**WHAT IS REQUIRED**
Pull each line holding "source" out of the entries below.
Start THE RECORDS
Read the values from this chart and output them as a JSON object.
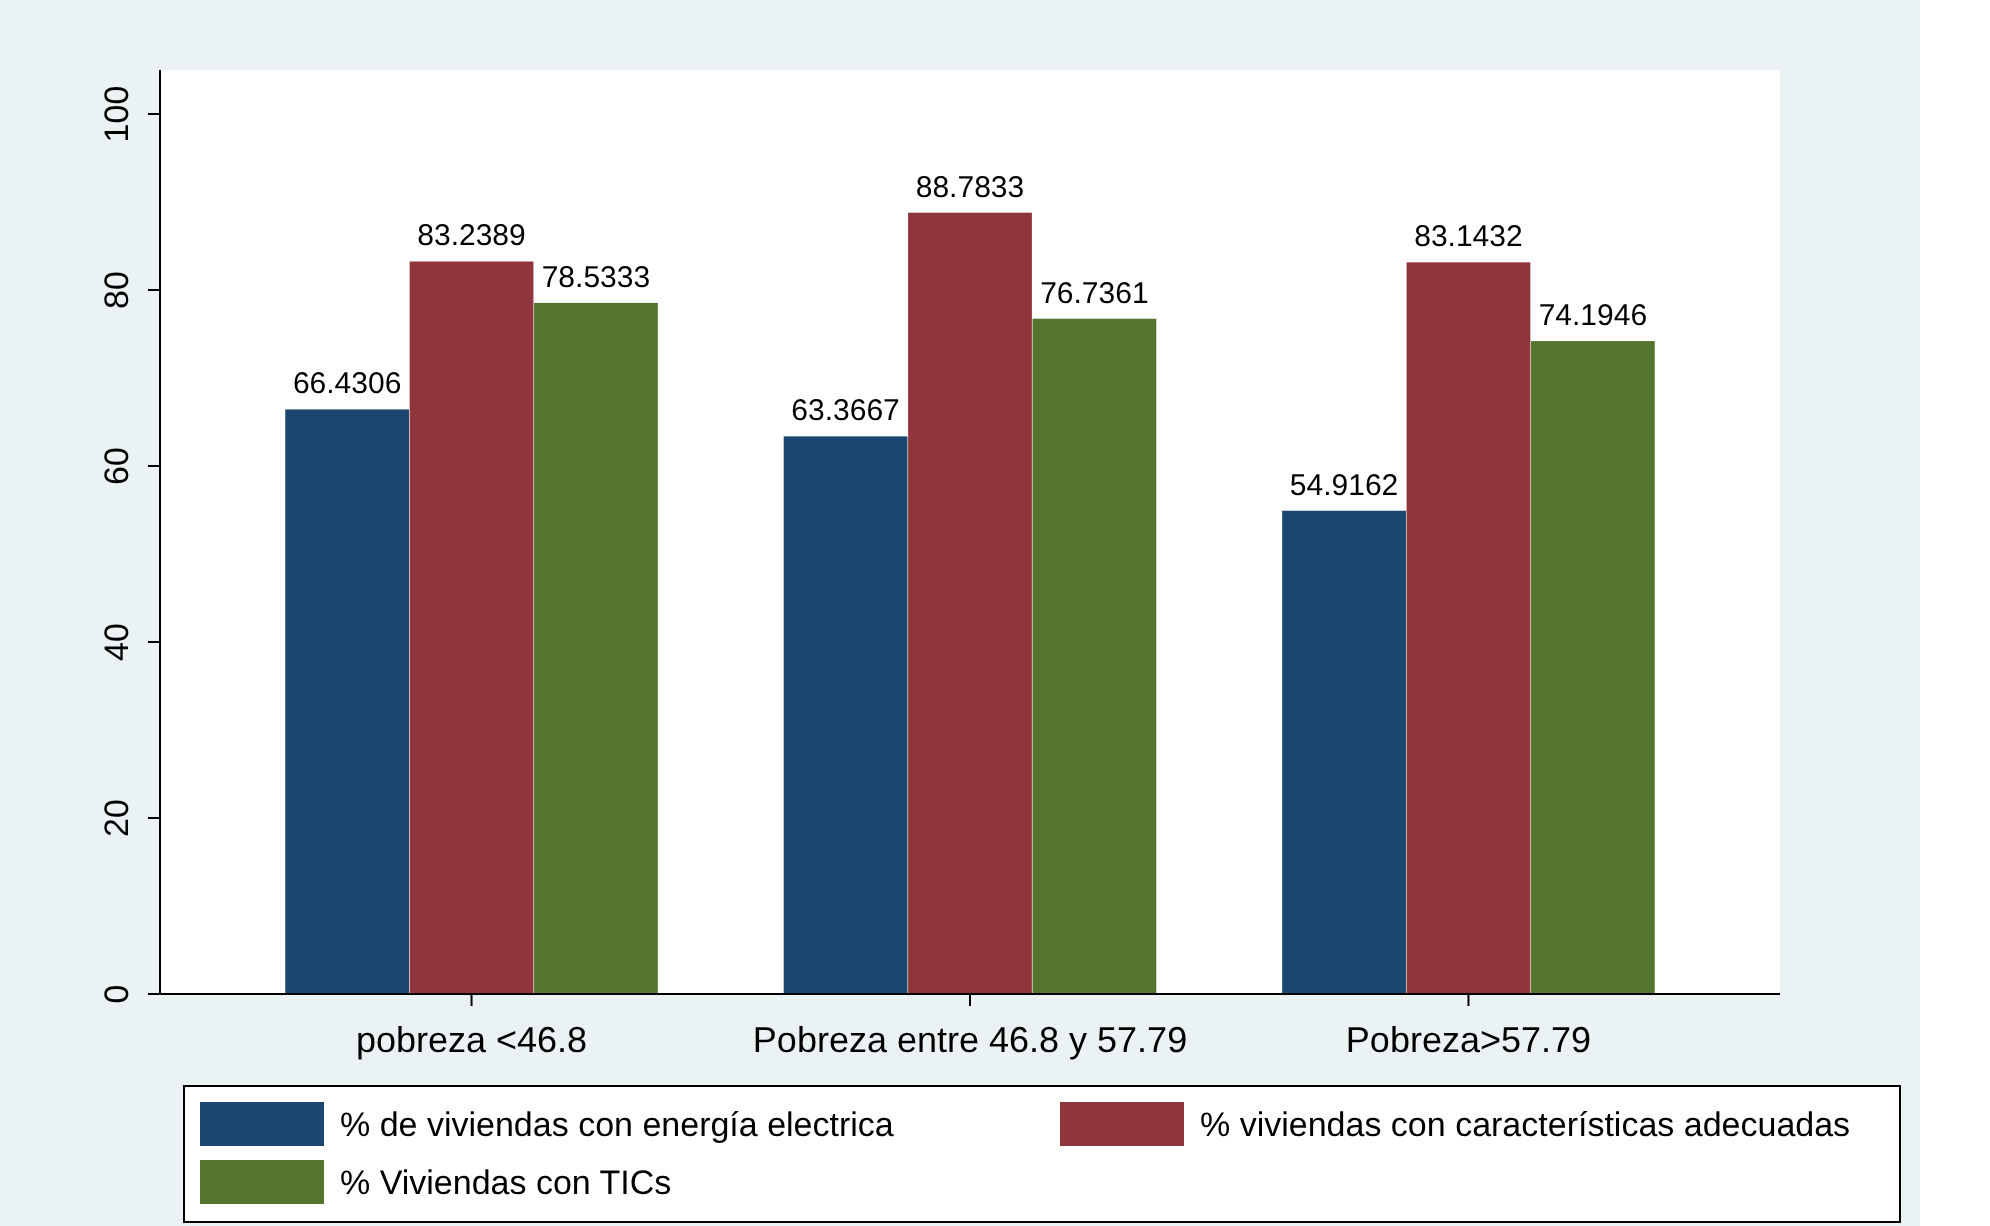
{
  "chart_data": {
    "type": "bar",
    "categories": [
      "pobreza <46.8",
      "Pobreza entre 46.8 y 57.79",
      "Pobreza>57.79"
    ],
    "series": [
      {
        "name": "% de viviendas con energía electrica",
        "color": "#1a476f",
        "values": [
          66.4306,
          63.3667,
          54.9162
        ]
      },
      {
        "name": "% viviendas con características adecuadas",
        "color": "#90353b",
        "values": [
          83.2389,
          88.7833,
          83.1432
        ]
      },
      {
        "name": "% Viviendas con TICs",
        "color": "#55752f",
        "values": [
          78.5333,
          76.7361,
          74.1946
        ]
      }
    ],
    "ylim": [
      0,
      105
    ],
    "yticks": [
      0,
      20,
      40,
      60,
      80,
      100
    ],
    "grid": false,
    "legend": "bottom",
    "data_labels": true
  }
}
End THE RECORDS
Start THE RECORDS
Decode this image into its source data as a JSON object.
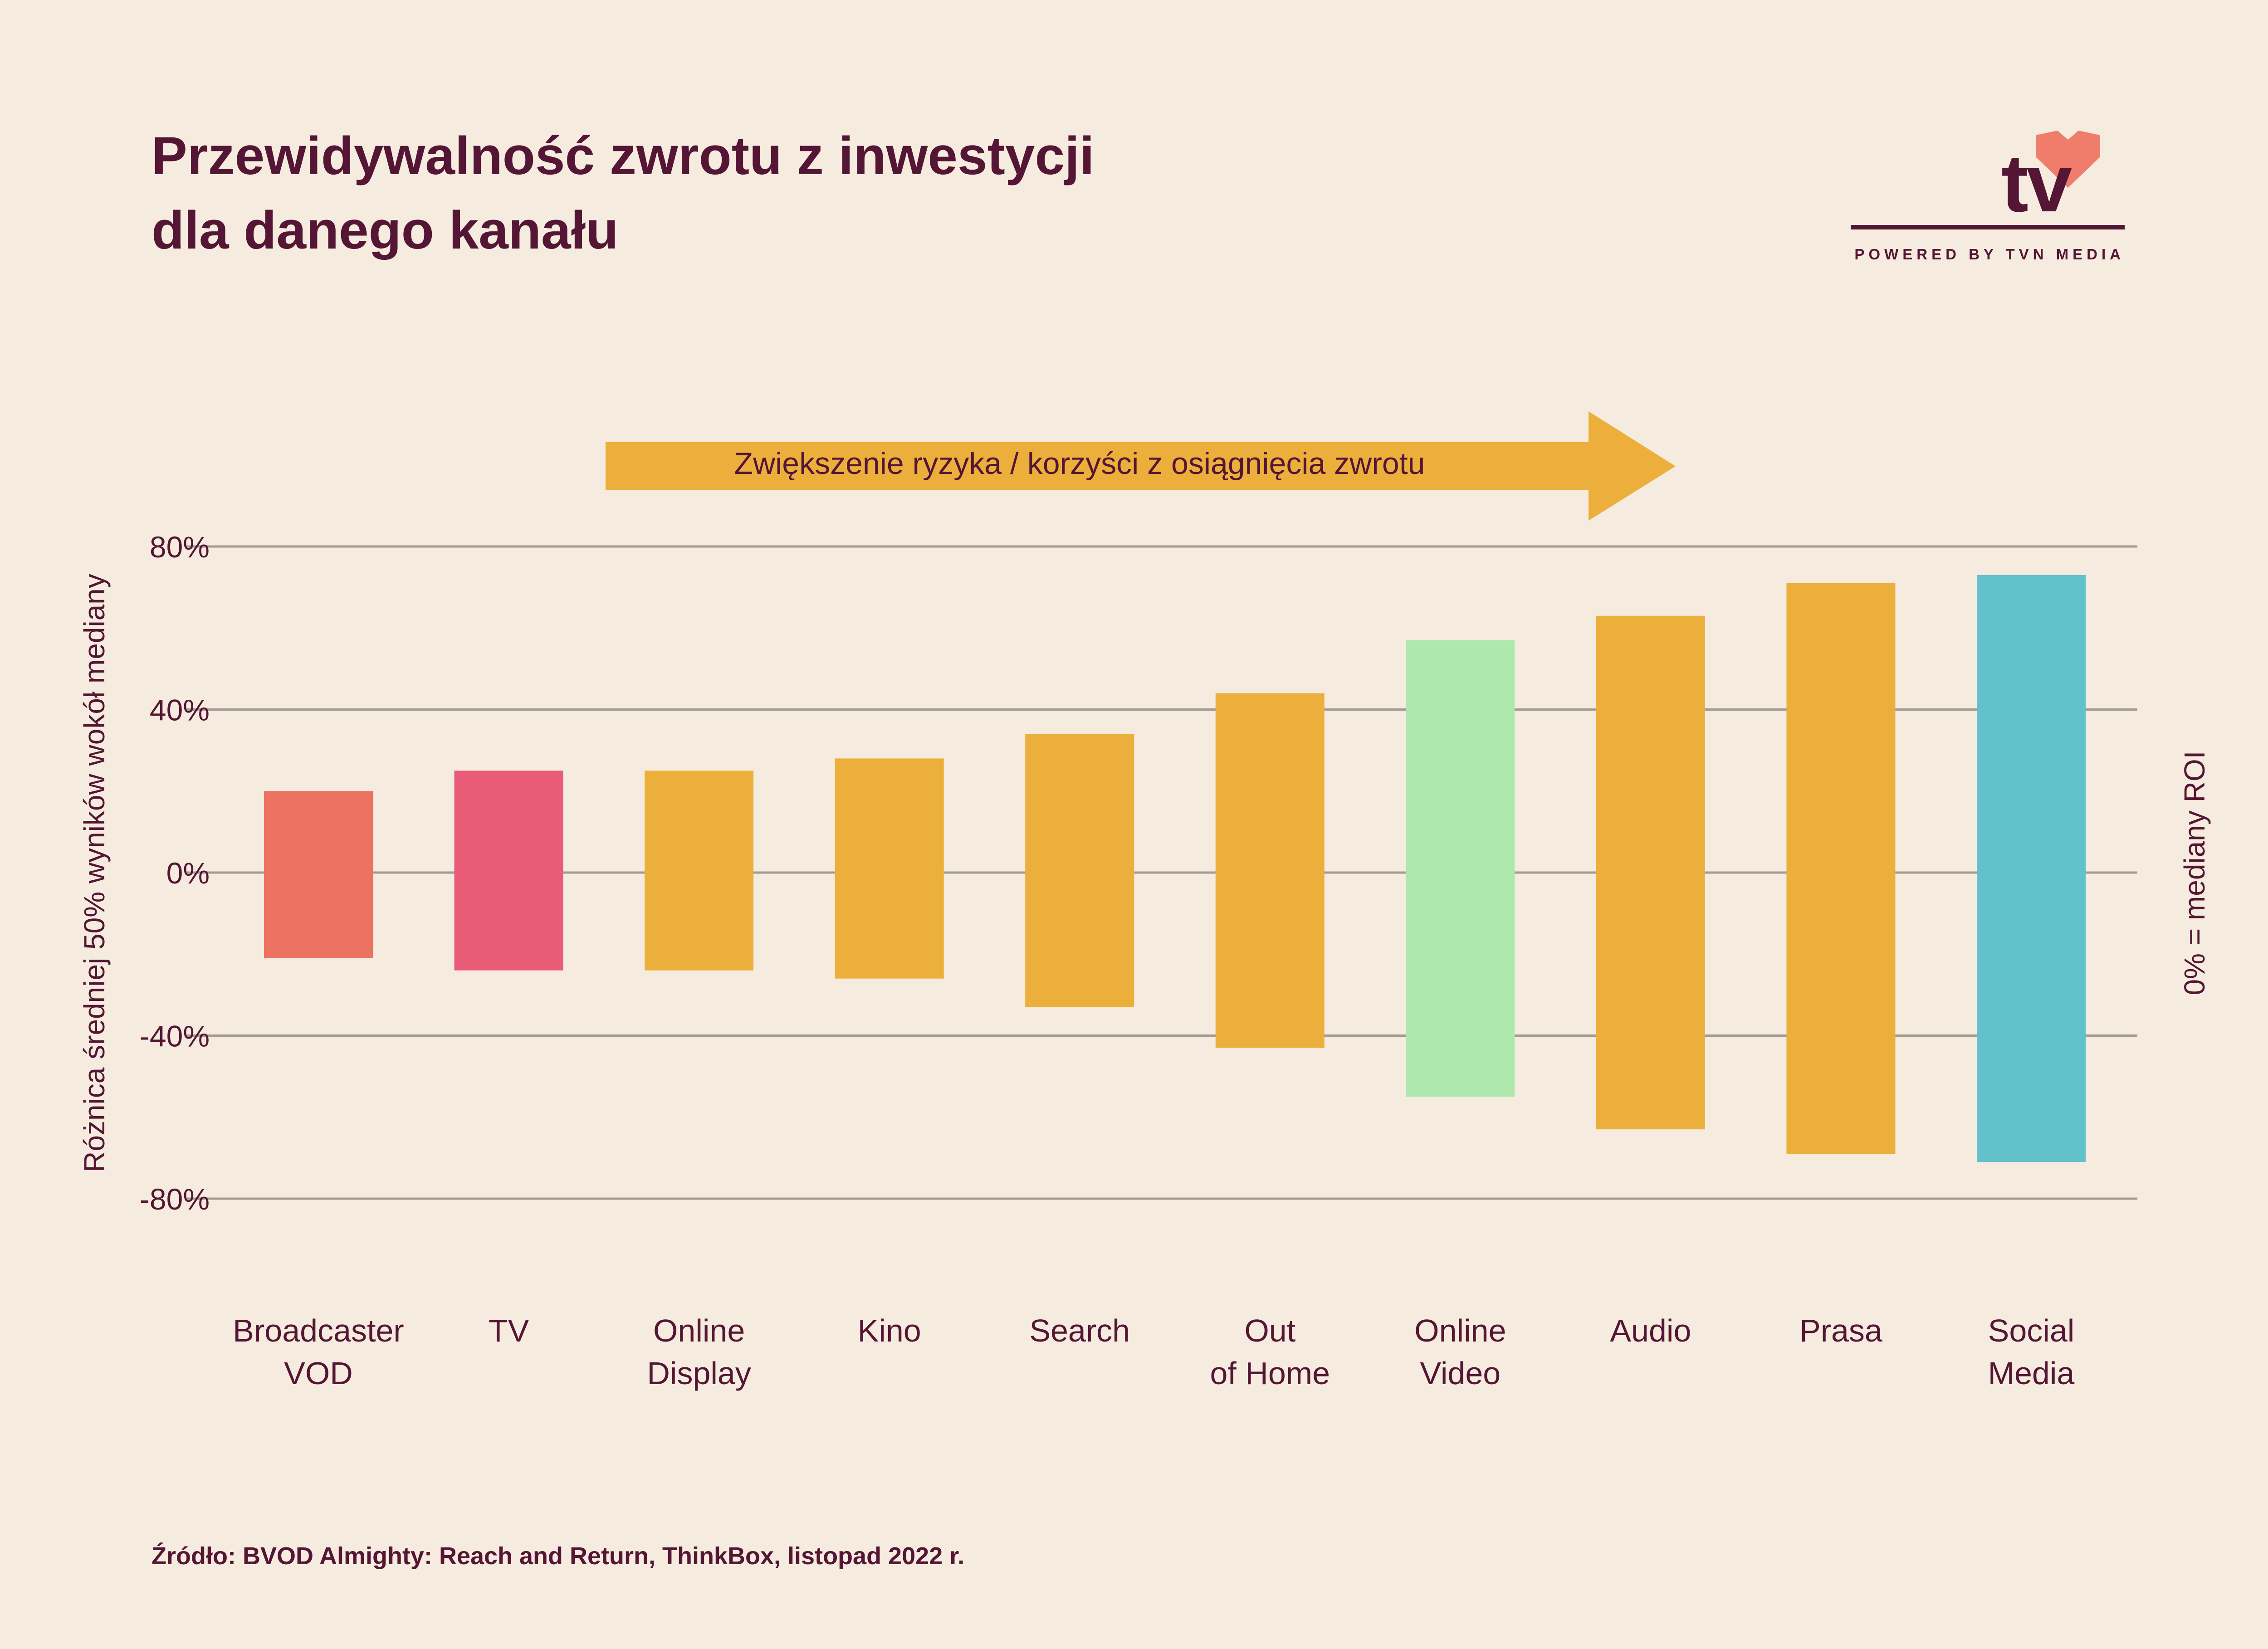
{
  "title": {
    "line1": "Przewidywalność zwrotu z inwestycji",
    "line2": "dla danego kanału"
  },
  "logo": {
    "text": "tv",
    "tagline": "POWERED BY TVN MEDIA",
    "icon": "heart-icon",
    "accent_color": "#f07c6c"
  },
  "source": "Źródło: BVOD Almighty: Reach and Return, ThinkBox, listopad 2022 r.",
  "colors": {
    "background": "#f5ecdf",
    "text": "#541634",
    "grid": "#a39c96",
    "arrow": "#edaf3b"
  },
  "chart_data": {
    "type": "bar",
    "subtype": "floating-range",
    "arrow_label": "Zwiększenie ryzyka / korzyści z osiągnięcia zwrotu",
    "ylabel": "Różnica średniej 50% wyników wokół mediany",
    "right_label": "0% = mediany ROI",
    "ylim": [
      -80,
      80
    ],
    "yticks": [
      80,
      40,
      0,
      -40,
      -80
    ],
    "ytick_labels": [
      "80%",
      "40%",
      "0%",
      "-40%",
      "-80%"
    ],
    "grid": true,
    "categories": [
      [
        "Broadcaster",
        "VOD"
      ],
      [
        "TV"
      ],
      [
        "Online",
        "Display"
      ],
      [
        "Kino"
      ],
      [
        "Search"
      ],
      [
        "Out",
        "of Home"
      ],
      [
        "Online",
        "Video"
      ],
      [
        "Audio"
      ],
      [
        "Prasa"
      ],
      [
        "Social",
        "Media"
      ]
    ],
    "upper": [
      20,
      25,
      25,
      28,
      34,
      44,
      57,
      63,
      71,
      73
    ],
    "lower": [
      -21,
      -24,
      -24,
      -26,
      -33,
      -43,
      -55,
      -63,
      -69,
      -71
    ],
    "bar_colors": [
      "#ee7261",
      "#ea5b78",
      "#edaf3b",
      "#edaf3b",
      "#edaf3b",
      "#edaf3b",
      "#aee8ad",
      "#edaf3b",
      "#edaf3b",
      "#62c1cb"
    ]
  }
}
End THE RECORDS
**WRITTEN SOLUTION**
Decode this image into its source data as a JSON object.
  "source": "Źródło: BVOD Almighty: Reach and Return, ThinkBox, listopad 2022 r.",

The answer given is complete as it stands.